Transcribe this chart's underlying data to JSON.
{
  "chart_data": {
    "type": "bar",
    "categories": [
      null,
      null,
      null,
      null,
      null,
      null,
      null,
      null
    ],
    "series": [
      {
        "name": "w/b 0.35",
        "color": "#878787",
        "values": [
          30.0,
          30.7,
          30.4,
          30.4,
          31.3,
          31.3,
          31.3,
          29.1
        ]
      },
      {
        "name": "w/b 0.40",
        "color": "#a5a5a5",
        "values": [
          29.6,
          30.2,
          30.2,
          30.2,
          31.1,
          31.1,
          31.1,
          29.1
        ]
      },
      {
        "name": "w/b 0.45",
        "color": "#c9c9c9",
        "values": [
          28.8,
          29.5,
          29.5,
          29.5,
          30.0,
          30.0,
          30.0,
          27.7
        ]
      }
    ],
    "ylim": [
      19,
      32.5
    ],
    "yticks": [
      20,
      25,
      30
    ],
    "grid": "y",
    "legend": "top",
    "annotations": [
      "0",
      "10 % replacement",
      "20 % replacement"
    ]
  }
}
************
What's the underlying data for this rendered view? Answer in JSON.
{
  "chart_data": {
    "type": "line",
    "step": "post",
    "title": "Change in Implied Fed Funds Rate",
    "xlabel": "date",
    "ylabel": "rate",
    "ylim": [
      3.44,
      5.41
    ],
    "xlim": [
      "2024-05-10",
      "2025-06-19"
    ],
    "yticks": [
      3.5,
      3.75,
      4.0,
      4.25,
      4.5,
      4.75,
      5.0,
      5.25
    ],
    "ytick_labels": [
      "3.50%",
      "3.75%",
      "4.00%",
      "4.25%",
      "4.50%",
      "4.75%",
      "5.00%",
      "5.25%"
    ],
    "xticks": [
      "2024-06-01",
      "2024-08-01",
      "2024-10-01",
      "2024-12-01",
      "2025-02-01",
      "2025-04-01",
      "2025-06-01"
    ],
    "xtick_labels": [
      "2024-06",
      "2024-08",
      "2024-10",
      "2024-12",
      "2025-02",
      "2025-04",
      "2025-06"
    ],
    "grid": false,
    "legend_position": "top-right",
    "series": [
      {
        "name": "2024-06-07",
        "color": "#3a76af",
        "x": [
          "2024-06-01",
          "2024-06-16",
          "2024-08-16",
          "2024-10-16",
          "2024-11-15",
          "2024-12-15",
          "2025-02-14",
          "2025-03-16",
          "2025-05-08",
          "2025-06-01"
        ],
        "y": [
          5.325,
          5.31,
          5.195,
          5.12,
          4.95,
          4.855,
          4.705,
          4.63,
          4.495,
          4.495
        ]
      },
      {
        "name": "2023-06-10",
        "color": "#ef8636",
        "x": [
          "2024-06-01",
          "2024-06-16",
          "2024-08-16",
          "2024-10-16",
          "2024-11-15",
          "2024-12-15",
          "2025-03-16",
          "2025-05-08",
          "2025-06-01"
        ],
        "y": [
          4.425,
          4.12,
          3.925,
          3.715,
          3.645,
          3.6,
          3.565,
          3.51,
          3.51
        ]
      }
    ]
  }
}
************
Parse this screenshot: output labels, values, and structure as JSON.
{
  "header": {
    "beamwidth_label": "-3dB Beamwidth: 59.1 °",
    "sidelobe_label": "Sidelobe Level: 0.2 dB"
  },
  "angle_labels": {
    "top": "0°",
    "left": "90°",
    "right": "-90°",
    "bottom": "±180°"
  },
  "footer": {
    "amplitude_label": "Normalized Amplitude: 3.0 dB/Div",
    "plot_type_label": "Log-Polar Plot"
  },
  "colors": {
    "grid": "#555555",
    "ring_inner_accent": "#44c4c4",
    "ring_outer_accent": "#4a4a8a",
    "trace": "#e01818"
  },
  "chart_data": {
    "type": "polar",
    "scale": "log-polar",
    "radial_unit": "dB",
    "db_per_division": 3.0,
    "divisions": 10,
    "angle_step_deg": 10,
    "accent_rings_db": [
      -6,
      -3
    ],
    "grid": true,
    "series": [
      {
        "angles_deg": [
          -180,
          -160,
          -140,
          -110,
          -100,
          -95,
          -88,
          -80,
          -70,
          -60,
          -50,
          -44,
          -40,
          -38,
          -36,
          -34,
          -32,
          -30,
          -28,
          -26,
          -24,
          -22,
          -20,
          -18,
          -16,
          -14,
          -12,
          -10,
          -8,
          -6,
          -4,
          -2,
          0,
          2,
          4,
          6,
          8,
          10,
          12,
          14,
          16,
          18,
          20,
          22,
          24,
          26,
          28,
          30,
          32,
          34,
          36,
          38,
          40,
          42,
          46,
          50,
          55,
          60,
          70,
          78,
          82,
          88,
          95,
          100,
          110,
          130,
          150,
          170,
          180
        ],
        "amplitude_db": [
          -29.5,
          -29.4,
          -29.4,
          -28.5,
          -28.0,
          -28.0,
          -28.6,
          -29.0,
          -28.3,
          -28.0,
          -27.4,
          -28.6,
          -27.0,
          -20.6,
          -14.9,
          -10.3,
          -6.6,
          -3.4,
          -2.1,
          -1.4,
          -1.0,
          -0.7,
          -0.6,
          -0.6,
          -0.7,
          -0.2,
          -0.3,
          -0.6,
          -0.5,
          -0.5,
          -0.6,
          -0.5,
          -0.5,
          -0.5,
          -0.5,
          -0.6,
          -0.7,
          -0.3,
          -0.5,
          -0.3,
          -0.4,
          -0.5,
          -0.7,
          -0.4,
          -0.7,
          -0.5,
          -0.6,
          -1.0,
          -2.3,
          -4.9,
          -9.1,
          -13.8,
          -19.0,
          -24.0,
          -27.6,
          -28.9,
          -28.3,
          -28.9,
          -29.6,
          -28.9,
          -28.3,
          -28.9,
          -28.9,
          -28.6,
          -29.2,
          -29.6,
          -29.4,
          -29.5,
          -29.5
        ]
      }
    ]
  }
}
************
In the listing, find every line with the word "JSON" and state how many there are, nothing more.

3